Exercise instructions –
Look for the line with "OCR this image." in the entries below, then extract that line and all lines after it exactly, with pictures left out.

[Stored records]

═══

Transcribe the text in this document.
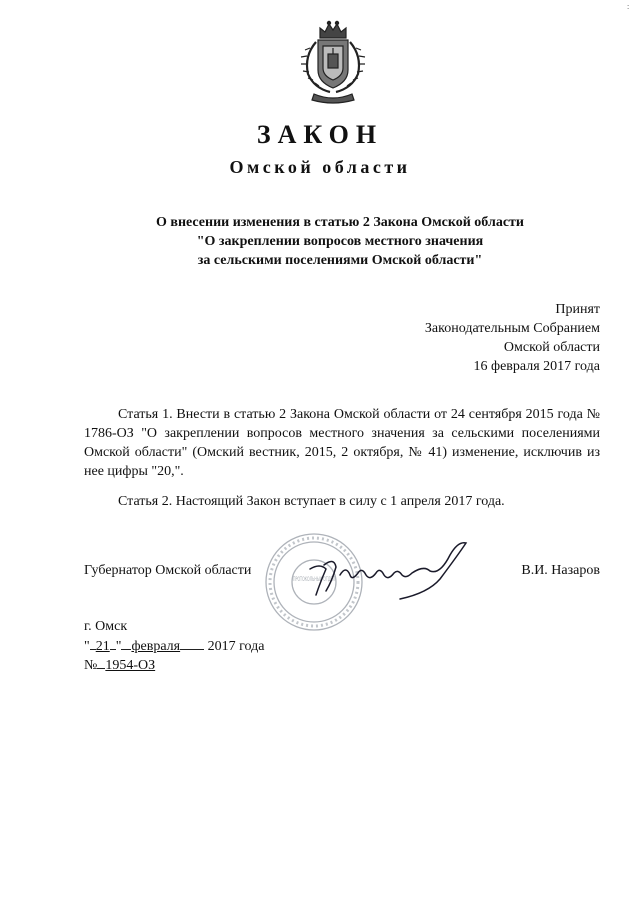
:
ЗАКОН
Омской области
О внесении изменения в статью 2 Закона Омской области
"О закреплении вопросов местного значения
за сельскими поселениями Омской области"
Принят
Законодательным Собранием
Омской области
16 февраля 2017 года
Статья 1. Внести в статью 2 Закона Омской области от 24 сентября 2015 года № 1786-ОЗ "О закреплении вопросов местного значения за сельскими поселениями Омской области" (Омский вестник, 2015, 2 октября, № 41) изменение, исключив из нее цифры "20,".
Статья 2. Настоящий Закон вступает в силу с 1 апреля 2017 года.
ПРОТОКОЛЬНЫЙ ОТДЕЛ
Губернатор Омской области	В.И. Назаров
г. Омск
" 21 " февраля 2017 года
№ 1954-ОЗ
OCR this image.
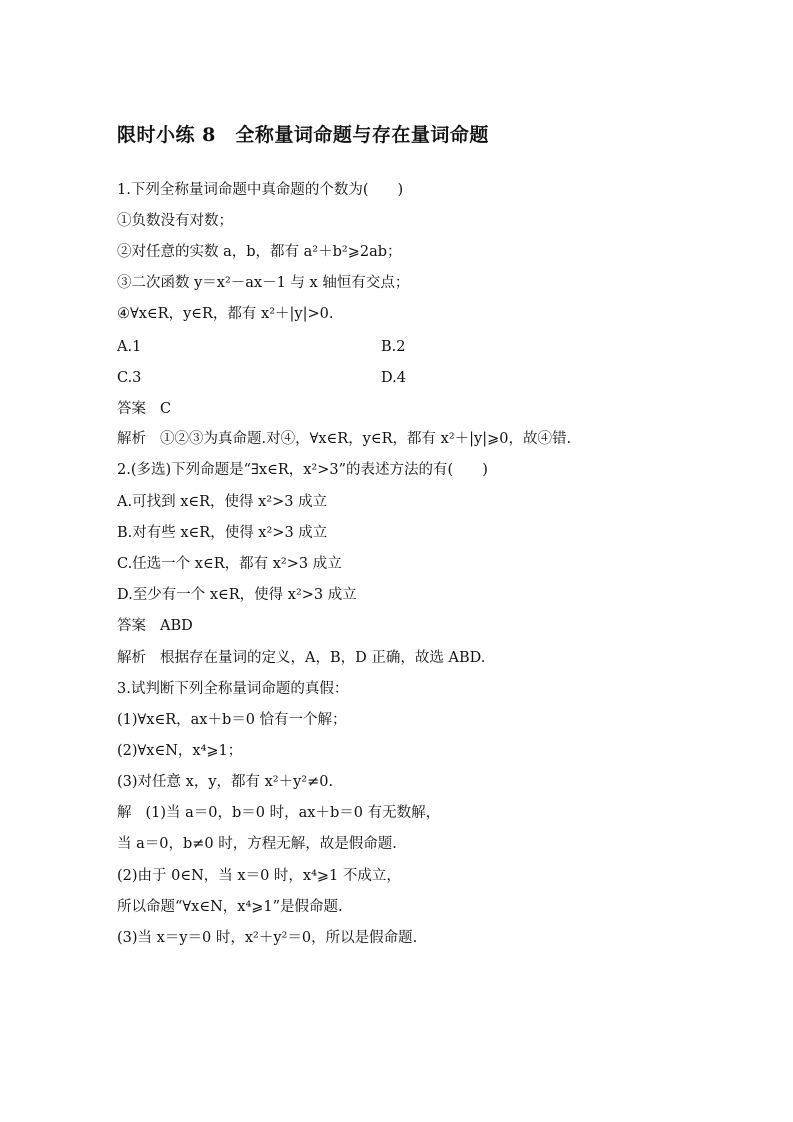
限时小练 8　全称量词命题与存在量词命题
1.下列全称量词命题中真命题的个数为(　　)
①负数没有对数；
②对任意的实数 a，b，都有 a²＋b²⩾2ab；
③二次函数 y＝x²－ax－1 与 x 轴恒有交点；
④∀x∈R，y∈R，都有 x²＋|y|>0.
A.1	B.2
C.3	D.4
答案 C
解析 ①②③为真命题.对④，∀x∈R，y∈R，都有 x²＋|y|⩾0，故④错.
2.(多选)下列命题是“∃x∈R，x²>3”的表述方法的有(　　)
A.可找到 x∈R，使得 x²>3 成立
B.对有些 x∈R，使得 x²>3 成立
C.任选一个 x∈R，都有 x²>3 成立
D.至少有一个 x∈R，使得 x²>3 成立
答案 ABD
解析 根据存在量词的定义，A，B，D 正确，故选 ABD.
3.试判断下列全称量词命题的真假：
(1)∀x∈R，ax＋b＝0 恰有一个解；
(2)∀x∈N，x⁴⩾1；
(3)对任意 x，y，都有 x²＋y²≠0.
解 (1)当 a＝0，b＝0 时，ax＋b＝0 有无数解，
当 a＝0，b≠0 时，方程无解，故是假命题.
(2)由于 0∈N，当 x＝0 时，x⁴⩾1 不成立，
所以命题“∀x∈N，x⁴⩾1”是假命题.
(3)当 x＝y＝0 时，x²＋y²＝0，所以是假命题.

═══

Written answer –
OCR this image.
限时小练 8　全称量词命题与存在量词命题
1.下列全称量词命题中真命题的个数为(　　)
①负数没有对数；
②对任意的实数 a，b，都有 a²＋b²⩾2ab；
③二次函数 y＝x²－ax－1 与 x 轴恒有交点；
④∀x∈R，y∈R，都有 x²＋|y|>0.
A.1	B.2
C.3	D.4
答案 C
解析 ①②③为真命题.对④，∀x∈R，y∈R，都有 x²＋|y|⩾0，故④错.
2.(多选)下列命题是“∃x∈R，x²>3”的表述方法的有(　　)
A.可找到 x∈R，使得 x²>3 成立
B.对有些 x∈R，使得 x²>3 成立
C.任选一个 x∈R，都有 x²>3 成立
D.至少有一个 x∈R，使得 x²>3 成立
答案 ABD
解析 根据存在量词的定义，A，B，D 正确，故选 ABD.
3.试判断下列全称量词命题的真假：
(1)∀x∈R，ax＋b＝0 恰有一个解；
(2)∀x∈N，x⁴⩾1；
(3)对任意 x，y，都有 x²＋y²≠0.
解 (1)当 a＝0，b＝0 时，ax＋b＝0 有无数解，
当 a＝0，b≠0 时，方程无解，故是假命题.
(2)由于 0∈N，当 x＝0 时，x⁴⩾1 不成立，
所以命题“∀x∈N，x⁴⩾1”是假命题.
(3)当 x＝y＝0 时，x²＋y²＝0，所以是假命题.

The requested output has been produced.